Your task — List the lines of this listing that hold the word "ylabel".

Material for this task —
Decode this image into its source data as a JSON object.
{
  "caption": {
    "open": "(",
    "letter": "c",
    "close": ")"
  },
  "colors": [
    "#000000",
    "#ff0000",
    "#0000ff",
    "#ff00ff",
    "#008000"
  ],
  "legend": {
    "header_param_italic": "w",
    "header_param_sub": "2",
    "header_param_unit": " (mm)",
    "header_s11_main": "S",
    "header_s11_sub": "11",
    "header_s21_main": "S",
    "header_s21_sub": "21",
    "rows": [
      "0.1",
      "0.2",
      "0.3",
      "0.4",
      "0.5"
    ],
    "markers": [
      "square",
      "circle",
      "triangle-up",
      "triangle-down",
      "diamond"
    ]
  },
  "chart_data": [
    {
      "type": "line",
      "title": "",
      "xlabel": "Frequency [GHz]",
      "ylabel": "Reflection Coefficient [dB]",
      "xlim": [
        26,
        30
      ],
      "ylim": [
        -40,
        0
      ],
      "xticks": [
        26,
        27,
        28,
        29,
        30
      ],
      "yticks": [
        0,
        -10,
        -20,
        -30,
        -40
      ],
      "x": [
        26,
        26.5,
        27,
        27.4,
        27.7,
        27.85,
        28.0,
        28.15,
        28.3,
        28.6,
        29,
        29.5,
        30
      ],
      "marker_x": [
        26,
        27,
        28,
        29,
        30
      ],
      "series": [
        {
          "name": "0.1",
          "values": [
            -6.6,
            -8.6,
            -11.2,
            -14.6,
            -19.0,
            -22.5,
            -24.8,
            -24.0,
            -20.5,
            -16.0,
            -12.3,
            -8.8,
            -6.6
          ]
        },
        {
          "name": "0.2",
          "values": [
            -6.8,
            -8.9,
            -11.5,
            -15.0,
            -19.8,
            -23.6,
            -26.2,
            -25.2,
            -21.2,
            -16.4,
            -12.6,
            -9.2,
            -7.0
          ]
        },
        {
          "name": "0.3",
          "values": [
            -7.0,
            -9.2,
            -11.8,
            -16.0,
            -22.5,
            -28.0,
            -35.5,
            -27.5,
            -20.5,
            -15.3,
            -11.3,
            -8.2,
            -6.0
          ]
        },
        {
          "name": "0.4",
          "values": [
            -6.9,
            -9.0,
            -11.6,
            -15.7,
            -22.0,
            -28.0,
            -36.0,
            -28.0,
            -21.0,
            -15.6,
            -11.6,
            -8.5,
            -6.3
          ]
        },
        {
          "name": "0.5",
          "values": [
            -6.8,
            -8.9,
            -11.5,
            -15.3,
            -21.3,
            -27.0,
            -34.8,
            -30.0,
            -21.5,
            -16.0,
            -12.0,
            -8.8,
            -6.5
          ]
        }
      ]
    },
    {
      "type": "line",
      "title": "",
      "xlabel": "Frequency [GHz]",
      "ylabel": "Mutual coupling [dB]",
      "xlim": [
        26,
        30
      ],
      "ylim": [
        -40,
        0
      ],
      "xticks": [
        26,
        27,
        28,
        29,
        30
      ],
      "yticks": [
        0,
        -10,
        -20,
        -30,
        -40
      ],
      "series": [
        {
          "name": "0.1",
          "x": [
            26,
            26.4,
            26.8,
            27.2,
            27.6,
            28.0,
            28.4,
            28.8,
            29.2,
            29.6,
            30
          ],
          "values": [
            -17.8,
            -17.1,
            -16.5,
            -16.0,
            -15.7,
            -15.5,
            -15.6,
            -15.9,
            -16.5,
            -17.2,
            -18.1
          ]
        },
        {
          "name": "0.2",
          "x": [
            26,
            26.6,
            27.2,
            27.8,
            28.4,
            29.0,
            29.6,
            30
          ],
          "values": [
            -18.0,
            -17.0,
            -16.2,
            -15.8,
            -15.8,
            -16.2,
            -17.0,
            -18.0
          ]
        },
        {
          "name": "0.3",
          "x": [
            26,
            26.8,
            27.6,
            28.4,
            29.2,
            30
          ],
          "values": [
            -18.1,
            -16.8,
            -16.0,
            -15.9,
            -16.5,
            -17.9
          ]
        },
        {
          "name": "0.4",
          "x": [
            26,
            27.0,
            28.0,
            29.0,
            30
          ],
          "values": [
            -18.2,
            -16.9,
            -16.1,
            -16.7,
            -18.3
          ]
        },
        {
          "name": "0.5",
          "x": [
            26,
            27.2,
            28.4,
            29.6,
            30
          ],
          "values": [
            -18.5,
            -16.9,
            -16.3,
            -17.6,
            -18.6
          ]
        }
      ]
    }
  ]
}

Output for this task —
      "ylabel": "Reflection Coefficient [dB]",
      "ylabel": "Mutual coupling [dB]",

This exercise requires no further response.